§ **WRITTEN EXERCISE**
Copy out all lines with the word "data" in them.

§ **SUPPLIED MATERIAL**
========================

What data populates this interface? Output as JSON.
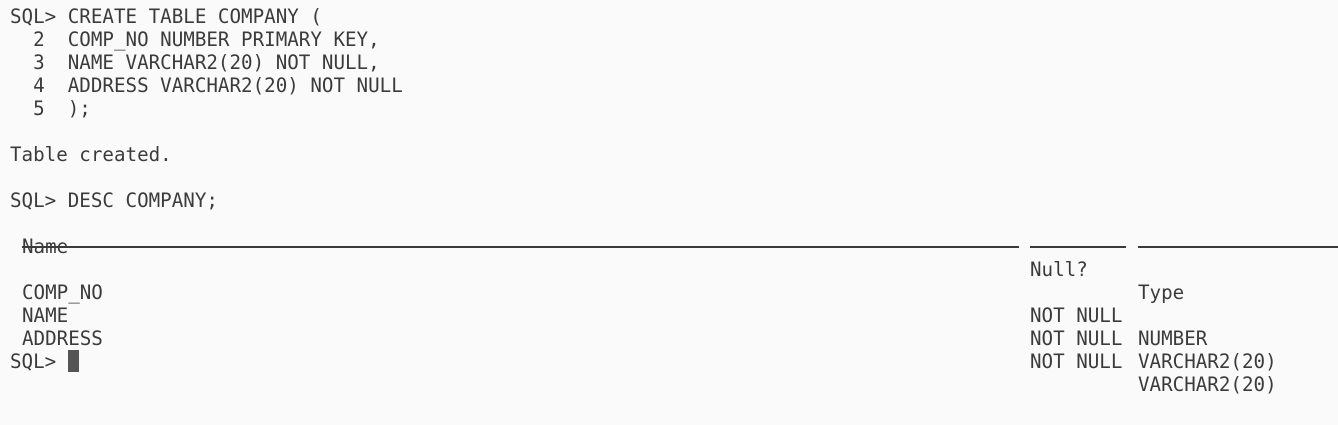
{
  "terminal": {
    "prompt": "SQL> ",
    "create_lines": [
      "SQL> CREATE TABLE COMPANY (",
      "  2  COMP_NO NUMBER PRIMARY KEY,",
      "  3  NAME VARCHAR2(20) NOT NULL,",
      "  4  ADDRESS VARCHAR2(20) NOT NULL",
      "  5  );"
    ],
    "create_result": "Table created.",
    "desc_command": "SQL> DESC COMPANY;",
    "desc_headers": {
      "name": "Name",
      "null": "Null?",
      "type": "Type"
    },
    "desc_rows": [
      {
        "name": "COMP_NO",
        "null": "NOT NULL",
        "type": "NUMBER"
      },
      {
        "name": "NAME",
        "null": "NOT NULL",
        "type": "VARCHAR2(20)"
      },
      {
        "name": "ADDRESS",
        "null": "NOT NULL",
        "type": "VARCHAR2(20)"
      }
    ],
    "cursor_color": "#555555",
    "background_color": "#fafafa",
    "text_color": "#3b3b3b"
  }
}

========================

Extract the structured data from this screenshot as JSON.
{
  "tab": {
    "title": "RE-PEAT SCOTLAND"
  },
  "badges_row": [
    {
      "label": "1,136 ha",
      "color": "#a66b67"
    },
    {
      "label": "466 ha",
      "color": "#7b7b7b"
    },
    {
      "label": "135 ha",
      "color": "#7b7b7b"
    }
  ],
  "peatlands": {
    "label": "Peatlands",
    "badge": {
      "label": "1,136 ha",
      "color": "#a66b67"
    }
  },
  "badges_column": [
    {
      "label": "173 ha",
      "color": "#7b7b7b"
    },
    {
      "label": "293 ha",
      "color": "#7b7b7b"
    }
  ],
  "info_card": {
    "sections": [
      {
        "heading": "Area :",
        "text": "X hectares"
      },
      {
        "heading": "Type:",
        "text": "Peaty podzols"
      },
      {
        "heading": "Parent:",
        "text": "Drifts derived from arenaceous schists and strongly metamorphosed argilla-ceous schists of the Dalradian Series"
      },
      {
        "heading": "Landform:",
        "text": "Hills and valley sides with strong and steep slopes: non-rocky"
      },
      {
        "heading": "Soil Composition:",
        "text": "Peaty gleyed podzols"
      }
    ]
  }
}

========================

§ **RESULT**
What data populates this interface? Output as JSON.
Extract the structured data from this screenshot as JSON.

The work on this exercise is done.